> _Input records_:
● ● ●
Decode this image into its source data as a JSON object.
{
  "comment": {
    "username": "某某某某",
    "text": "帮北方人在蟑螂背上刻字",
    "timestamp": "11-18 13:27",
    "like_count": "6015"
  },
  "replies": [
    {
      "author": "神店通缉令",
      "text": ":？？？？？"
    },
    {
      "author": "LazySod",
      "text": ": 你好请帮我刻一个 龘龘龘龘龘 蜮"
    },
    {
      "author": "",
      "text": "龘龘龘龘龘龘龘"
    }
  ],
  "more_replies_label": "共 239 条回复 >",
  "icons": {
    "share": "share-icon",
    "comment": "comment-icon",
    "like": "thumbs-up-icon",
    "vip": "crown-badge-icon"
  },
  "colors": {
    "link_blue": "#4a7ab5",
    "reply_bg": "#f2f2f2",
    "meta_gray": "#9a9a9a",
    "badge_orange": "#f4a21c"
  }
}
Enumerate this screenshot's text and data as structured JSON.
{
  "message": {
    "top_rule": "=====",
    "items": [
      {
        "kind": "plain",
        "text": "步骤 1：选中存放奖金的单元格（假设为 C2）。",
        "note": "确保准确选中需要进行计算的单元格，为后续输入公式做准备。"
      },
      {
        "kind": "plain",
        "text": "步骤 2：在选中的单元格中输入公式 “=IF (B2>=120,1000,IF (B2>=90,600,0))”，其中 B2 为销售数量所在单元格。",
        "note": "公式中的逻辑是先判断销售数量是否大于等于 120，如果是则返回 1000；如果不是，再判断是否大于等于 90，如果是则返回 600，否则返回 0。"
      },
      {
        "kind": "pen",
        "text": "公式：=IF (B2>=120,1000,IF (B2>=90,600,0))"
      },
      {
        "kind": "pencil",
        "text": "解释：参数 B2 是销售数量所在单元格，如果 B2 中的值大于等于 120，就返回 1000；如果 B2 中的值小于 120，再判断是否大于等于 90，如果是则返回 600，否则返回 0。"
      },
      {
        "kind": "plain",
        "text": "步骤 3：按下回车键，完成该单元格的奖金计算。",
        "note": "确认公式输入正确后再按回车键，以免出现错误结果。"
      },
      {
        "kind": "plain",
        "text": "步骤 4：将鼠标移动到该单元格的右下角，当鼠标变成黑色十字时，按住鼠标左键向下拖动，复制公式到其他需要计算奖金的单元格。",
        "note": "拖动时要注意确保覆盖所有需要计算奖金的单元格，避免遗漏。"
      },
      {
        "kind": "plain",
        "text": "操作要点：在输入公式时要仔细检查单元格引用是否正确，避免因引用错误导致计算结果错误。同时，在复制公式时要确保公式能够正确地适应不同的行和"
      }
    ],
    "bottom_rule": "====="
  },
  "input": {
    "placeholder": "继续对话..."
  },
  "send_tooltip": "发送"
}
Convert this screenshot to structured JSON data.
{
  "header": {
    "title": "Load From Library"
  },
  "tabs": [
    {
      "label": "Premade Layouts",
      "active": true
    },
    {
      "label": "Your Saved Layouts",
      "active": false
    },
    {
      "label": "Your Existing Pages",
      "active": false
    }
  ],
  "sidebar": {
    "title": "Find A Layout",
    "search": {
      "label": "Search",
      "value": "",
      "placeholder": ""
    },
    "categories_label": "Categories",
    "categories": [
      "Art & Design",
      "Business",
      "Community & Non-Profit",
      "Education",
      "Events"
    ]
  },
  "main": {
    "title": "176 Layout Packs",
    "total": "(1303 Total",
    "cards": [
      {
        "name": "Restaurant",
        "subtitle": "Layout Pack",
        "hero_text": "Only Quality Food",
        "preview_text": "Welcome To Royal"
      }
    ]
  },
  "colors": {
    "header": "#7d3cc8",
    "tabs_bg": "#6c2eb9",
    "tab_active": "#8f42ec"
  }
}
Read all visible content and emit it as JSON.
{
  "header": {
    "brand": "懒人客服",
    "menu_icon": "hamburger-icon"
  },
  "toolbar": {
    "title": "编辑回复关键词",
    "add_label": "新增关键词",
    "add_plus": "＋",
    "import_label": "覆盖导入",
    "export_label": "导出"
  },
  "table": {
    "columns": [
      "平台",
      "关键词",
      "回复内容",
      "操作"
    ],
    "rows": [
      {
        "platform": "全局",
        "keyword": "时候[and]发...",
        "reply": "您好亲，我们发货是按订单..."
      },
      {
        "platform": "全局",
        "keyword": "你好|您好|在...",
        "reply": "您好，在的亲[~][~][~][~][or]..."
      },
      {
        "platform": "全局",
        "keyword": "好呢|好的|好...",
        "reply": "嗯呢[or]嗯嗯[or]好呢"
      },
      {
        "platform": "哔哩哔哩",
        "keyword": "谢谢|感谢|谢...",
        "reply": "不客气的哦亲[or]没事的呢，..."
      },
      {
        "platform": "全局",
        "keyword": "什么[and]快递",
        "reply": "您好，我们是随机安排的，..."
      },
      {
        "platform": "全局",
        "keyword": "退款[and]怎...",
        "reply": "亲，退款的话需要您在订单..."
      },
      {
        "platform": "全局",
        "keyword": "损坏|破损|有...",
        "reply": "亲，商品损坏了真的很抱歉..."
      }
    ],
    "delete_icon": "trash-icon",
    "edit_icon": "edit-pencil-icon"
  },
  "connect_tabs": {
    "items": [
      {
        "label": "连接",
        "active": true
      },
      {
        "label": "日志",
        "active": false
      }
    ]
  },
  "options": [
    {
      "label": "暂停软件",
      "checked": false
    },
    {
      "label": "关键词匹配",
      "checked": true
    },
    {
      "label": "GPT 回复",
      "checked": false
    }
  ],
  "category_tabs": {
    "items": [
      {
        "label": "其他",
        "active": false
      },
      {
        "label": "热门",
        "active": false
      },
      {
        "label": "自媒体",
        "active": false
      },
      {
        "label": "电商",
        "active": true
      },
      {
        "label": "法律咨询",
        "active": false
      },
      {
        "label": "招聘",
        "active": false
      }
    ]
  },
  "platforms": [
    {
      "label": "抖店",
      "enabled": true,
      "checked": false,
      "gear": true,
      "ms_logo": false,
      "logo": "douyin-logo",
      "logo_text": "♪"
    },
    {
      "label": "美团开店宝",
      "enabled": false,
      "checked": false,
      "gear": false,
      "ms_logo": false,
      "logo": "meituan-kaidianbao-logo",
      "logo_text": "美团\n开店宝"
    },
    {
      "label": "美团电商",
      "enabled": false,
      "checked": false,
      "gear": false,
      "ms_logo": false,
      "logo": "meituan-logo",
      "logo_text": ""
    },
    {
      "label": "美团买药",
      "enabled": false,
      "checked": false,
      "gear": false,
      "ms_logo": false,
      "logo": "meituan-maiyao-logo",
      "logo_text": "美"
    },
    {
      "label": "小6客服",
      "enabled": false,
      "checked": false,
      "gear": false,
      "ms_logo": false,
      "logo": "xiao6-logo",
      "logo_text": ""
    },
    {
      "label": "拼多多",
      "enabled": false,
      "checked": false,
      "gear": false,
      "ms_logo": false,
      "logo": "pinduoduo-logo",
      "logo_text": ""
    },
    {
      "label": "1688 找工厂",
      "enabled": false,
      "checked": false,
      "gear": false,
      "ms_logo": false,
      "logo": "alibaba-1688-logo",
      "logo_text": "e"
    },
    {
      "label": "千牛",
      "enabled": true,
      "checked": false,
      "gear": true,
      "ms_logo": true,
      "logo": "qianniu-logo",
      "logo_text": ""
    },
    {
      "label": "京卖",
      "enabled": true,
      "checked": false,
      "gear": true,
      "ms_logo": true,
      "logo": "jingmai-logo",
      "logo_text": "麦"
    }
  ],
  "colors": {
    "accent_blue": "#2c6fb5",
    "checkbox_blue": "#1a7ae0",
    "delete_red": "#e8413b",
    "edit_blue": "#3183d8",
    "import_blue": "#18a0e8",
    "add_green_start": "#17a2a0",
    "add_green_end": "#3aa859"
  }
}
● ● ●
> _Required task_: Gather, from the listing above, every line carrying the word "pencil".

> _Written solution_:
        "kind": "pencil",
    "edit_icon": "edit-pencil-icon"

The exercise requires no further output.